■ Problem to solve: Please restate the following records word for word.

Dataset excerpt:
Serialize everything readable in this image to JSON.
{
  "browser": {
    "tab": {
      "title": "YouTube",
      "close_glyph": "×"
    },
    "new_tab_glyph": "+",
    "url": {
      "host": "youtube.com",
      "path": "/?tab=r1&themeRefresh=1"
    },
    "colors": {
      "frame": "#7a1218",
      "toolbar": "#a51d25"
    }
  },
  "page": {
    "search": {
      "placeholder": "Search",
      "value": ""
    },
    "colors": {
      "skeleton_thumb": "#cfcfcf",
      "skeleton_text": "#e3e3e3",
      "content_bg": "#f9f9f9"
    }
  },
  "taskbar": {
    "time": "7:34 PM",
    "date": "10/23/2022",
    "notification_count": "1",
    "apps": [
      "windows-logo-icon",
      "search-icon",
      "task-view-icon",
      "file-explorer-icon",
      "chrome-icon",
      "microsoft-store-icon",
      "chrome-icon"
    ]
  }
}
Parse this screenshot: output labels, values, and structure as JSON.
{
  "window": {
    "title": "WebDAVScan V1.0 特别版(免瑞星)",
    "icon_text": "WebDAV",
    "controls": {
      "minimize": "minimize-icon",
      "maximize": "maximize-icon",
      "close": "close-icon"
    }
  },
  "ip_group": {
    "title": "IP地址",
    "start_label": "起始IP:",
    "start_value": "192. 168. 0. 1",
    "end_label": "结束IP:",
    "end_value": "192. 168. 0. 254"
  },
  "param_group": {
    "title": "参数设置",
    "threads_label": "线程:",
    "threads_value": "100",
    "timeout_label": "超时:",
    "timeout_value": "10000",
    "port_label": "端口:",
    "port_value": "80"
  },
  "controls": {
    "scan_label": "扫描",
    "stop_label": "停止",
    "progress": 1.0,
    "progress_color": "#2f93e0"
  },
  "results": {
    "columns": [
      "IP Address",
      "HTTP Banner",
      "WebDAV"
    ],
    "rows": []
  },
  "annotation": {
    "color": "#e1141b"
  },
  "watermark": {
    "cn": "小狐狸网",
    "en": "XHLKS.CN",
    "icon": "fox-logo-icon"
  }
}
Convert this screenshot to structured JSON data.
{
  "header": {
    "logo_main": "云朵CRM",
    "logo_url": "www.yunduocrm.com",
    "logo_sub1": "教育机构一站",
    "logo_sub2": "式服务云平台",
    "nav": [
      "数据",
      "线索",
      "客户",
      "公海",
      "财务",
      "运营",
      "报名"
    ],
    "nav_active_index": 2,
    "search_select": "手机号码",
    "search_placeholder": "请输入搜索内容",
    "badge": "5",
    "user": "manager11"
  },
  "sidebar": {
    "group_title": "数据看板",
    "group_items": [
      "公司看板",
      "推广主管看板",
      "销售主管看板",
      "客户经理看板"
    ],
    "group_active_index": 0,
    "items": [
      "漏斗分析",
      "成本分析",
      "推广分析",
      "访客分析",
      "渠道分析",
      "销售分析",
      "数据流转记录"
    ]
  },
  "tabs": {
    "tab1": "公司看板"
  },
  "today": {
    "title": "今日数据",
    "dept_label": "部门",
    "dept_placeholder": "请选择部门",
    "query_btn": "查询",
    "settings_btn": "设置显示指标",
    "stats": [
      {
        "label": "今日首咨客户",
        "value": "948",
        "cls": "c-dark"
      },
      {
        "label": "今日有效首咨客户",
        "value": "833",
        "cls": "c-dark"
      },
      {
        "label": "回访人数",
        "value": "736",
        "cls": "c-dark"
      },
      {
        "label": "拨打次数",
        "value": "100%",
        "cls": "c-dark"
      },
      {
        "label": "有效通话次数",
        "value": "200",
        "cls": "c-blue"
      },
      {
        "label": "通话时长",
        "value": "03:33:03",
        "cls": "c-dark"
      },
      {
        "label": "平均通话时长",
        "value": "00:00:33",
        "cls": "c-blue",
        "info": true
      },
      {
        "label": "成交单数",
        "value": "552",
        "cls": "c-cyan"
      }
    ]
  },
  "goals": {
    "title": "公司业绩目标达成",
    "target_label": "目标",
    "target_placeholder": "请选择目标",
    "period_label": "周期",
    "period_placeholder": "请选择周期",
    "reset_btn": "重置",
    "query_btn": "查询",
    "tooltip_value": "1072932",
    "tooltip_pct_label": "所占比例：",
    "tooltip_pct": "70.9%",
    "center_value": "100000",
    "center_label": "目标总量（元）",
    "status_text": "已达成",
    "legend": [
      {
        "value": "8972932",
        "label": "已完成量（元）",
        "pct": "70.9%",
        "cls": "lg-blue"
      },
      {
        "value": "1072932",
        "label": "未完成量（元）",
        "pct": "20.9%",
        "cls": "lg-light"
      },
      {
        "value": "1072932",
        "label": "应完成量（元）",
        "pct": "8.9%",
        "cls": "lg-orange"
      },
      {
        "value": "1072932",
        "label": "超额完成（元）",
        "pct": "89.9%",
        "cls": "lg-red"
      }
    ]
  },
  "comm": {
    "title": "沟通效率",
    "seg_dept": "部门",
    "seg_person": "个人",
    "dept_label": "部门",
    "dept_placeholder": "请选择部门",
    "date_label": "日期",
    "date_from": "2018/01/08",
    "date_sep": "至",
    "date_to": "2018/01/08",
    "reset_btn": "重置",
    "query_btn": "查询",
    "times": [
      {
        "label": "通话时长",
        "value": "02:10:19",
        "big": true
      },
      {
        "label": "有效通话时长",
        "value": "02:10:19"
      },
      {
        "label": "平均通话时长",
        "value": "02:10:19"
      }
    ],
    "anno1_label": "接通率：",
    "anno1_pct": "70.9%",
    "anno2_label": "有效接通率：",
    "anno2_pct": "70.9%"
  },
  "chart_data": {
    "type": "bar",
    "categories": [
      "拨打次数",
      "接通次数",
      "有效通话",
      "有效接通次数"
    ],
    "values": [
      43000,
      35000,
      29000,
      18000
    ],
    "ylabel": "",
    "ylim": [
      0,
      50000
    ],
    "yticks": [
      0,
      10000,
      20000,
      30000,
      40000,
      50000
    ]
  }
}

■ Reply to the exercise:
Serialize everything readable in this image to JSON.
{
  "browser": {
    "tab": {
      "title": "YouTube",
      "close_glyph": "×"
    },
    "new_tab_glyph": "+",
    "url": {
      "host": "youtube.com",
      "path": "/?tab=r1&themeRefresh=1"
    },
    "colors": {
      "frame": "#7a1218",
      "toolbar": "#a51d25"
    }
  },
  "page": {
    "search": {
      "placeholder": "Search",
      "value": ""
    },
    "colors": {
      "skeleton_thumb": "#cfcfcf",
      "skeleton_text": "#e3e3e3",
      "content_bg": "#f9f9f9"
    }
  },
  "taskbar": {
    "time": "7:34 PM",
    "date": "10/23/2022",
    "notification_count": "1",
    "apps": [
      "windows-logo-icon",
      "search-icon",
      "task-view-icon",
      "file-explorer-icon",
      "chrome-icon",
      "microsoft-store-icon",
      "chrome-icon"
    ]
  }
}
Parse this screenshot: output labels, values, and structure as JSON.
{
  "window": {
    "title": "WebDAVScan V1.0 特别版(免瑞星)",
    "icon_text": "WebDAV",
    "controls": {
      "minimize": "minimize-icon",
      "maximize": "maximize-icon",
      "close": "close-icon"
    }
  },
  "ip_group": {
    "title": "IP地址",
    "start_label": "起始IP:",
    "start_value": "192. 168. 0. 1",
    "end_label": "结束IP:",
    "end_value": "192. 168. 0. 254"
  },
  "param_group": {
    "title": "参数设置",
    "threads_label": "线程:",
    "threads_value": "100",
    "timeout_label": "超时:",
    "timeout_value": "10000",
    "port_label": "端口:",
    "port_value": "80"
  },
  "controls": {
    "scan_label": "扫描",
    "stop_label": "停止",
    "progress": 1.0,
    "progress_color": "#2f93e0"
  },
  "results": {
    "columns": [
      "IP Address",
      "HTTP Banner",
      "WebDAV"
    ],
    "rows": []
  },
  "annotation": {
    "color": "#e1141b"
  },
  "watermark": {
    "cn": "小狐狸网",
    "en": "XHLKS.CN",
    "icon": "fox-logo-icon"
  }
}
Convert this screenshot to structured JSON data.
{
  "header": {
    "logo_main": "云朵CRM",
    "logo_url": "www.yunduocrm.com",
    "logo_sub1": "教育机构一站",
    "logo_sub2": "式服务云平台",
    "nav": [
      "数据",
      "线索",
      "客户",
      "公海",
      "财务",
      "运营",
      "报名"
    ],
    "nav_active_index": 2,
    "search_select": "手机号码",
    "search_placeholder": "请输入搜索内容",
    "badge": "5",
    "user": "manager11"
  },
  "sidebar": {
    "group_title": "数据看板",
    "group_items": [
      "公司看板",
      "推广主管看板",
      "销售主管看板",
      "客户经理看板"
    ],
    "group_active_index": 0,
    "items": [
      "漏斗分析",
      "成本分析",
      "推广分析",
      "访客分析",
      "渠道分析",
      "销售分析",
      "数据流转记录"
    ]
  },
  "tabs": {
    "tab1": "公司看板"
  },
  "today": {
    "title": "今日数据",
    "dept_label": "部门",
    "dept_placeholder": "请选择部门",
    "query_btn": "查询",
    "settings_btn": "设置显示指标",
    "stats": [
      {
        "label": "今日首咨客户",
        "value": "948",
        "cls": "c-dark"
      },
      {
        "label": "今日有效首咨客户",
        "value": "833",
        "cls": "c-dark"
      },
      {
        "label": "回访人数",
        "value": "736",
        "cls": "c-dark"
      },
      {
        "label": "拨打次数",
        "value": "100%",
        "cls": "c-dark"
      },
      {
        "label": "有效通话次数",
        "value": "200",
        "cls": "c-blue"
      },
      {
        "label": "通话时长",
        "value": "03:33:03",
        "cls": "c-dark"
      },
      {
        "label": "平均通话时长",
        "value": "00:00:33",
        "cls": "c-blue",
        "info": true
      },
      {
        "label": "成交单数",
        "value": "552",
        "cls": "c-cyan"
      }
    ]
  },
  "goals": {
    "title": "公司业绩目标达成",
    "target_label": "目标",
    "target_placeholder": "请选择目标",
    "period_label": "周期",
    "period_placeholder": "请选择周期",
    "reset_btn": "重置",
    "query_btn": "查询",
    "tooltip_value": "1072932",
    "tooltip_pct_label": "所占比例：",
    "tooltip_pct": "70.9%",
    "center_value": "100000",
    "center_label": "目标总量（元）",
    "status_text": "已达成",
    "legend": [
      {
        "value": "8972932",
        "label": "已完成量（元）",
        "pct": "70.9%",
        "cls": "lg-blue"
      },
      {
        "value": "1072932",
        "label": "未完成量（元）",
        "pct": "20.9%",
        "cls": "lg-light"
      },
      {
        "value": "1072932",
        "label": "应完成量（元）",
        "pct": "8.9%",
        "cls": "lg-orange"
      },
      {
        "value": "1072932",
        "label": "超额完成（元）",
        "pct": "89.9%",
        "cls": "lg-red"
      }
    ]
  },
  "comm": {
    "title": "沟通效率",
    "seg_dept": "部门",
    "seg_person": "个人",
    "dept_label": "部门",
    "dept_placeholder": "请选择部门",
    "date_label": "日期",
    "date_from": "2018/01/08",
    "date_sep": "至",
    "date_to": "2018/01/08",
    "reset_btn": "重置",
    "query_btn": "查询",
    "times": [
      {
        "label": "通话时长",
        "value": "02:10:19",
        "big": true
      },
      {
        "label": "有效通话时长",
        "value": "02:10:19"
      },
      {
        "label": "平均通话时长",
        "value": "02:10:19"
      }
    ],
    "anno1_label": "接通率：",
    "anno1_pct": "70.9%",
    "anno2_label": "有效接通率：",
    "anno2_pct": "70.9%"
  },
  "chart_data": {
    "type": "bar",
    "categories": [
      "拨打次数",
      "接通次数",
      "有效通话",
      "有效接通次数"
    ],
    "values": [
      43000,
      35000,
      29000,
      18000
    ],
    "ylabel": "",
    "ylim": [
      0,
      50000
    ],
    "yticks": [
      0,
      10000,
      20000,
      30000,
      40000,
      50000
    ]
  }
}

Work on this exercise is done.